- Material provided -
________________

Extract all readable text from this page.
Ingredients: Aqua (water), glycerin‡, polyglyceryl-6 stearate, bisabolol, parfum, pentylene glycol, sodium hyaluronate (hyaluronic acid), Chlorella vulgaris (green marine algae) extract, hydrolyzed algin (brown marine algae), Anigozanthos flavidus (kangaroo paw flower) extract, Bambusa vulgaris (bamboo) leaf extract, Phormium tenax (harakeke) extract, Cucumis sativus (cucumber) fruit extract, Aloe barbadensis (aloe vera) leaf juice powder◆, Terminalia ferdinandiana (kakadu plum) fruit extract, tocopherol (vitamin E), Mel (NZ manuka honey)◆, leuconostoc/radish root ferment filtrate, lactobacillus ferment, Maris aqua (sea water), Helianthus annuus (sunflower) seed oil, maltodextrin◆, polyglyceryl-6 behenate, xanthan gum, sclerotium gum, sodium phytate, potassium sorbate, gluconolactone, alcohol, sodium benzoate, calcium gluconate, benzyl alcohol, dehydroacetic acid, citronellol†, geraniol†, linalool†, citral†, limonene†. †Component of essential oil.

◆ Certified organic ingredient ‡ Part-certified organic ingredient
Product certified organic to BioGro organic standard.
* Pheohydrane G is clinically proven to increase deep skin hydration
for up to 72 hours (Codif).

________________

Copy out all the entries shown above, character for character.

- Result of the task -
Extract all readable text from this page.
Ingredients: Aqua (water), glycerin‡, polyglyceryl-6 stearate, bisabolol, parfum, pentylene glycol, sodium hyaluronate (hyaluronic acid), Chlorella vulgaris (green marine algae) extract, hydrolyzed algin (brown marine algae), Anigozanthos flavidus (kangaroo paw flower) extract, Bambusa vulgaris (bamboo) leaf extract, Phormium tenax (harakeke) extract, Cucumis sativus (cucumber) fruit extract, Aloe barbadensis (aloe vera) leaf juice powder◆, Terminalia ferdinandiana (kakadu plum) fruit extract, tocopherol (vitamin E), Mel (NZ manuka honey)◆, leuconostoc/radish root ferment filtrate, lactobacillus ferment, Maris aqua (sea water), Helianthus annuus (sunflower) seed oil, maltodextrin◆, polyglyceryl-6 behenate, xanthan gum, sclerotium gum, sodium phytate, potassium sorbate, gluconolactone, alcohol, sodium benzoate, calcium gluconate, benzyl alcohol, dehydroacetic acid, citronellol†, geraniol†, linalool†, citral†, limonene†. †Component of essential oil.

◆ Certified organic ingredient ‡ Part-certified organic ingredient
Product certified organic to BioGro organic standard.
* Pheohydrane G is clinically proven to increase deep skin hydration
for up to 72 hours (Codif).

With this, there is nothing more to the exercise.